***** Data to process
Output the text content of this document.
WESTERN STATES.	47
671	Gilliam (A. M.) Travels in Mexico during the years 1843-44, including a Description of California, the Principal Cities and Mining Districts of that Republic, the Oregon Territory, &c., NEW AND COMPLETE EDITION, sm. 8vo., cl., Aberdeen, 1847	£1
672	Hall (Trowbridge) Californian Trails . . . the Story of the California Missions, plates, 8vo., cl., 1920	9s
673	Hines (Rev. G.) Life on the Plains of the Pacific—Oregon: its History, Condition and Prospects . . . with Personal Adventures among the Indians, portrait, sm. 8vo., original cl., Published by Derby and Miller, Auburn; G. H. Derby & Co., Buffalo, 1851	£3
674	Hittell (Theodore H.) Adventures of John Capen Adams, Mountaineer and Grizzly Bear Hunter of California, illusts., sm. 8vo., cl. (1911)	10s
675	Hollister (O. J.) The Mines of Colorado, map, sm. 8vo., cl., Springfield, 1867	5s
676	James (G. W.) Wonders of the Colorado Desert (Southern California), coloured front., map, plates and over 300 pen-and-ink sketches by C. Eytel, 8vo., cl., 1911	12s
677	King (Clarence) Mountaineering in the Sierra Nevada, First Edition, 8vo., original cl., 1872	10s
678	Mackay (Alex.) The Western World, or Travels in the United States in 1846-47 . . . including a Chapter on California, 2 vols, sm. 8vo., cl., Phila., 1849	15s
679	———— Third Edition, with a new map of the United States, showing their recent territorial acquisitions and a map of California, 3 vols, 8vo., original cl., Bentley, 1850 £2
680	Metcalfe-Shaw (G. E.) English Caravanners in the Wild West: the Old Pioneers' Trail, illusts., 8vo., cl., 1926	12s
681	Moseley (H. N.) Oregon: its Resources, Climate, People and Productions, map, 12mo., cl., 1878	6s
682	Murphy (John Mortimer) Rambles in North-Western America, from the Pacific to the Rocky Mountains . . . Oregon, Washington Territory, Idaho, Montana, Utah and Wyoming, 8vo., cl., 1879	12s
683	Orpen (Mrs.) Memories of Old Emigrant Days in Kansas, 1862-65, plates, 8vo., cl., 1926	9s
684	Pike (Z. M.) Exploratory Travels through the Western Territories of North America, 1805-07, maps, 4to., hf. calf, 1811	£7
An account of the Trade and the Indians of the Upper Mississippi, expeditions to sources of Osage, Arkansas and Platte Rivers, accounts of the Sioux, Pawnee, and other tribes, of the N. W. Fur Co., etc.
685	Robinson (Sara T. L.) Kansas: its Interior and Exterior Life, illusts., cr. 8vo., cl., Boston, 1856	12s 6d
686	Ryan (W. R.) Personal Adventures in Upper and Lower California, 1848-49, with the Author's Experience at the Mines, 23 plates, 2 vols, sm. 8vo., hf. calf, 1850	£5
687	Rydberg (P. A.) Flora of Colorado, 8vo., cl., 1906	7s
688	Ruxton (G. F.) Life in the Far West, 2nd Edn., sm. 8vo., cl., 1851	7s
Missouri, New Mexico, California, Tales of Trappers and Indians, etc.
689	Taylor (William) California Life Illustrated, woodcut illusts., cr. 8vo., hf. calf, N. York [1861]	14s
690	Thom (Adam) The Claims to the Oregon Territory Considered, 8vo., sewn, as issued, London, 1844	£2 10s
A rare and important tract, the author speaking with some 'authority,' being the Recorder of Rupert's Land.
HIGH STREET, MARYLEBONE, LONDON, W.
**********
**Aim**
Show, from the listing above, each line that contains the word "Pacific".

**Written solution**
673	Hines (Rev. G.) Life on the Plains of the Pacific—Oregon: its History, Condition and Prospects . . . with Personal Adventures among the Indians, portrait, sm. 8vo., original cl., Published by Derby and Miller, Auburn; G. H. Derby & Co., Buffalo, 1851	£3
682	Murphy (John Mortimer) Rambles in North-Western America, from the Pacific to the Rocky Mountains . . . Oregon, Washington Territory, Idaho, Montana, Utah and Wyoming, 8vo., cl., 1879	12s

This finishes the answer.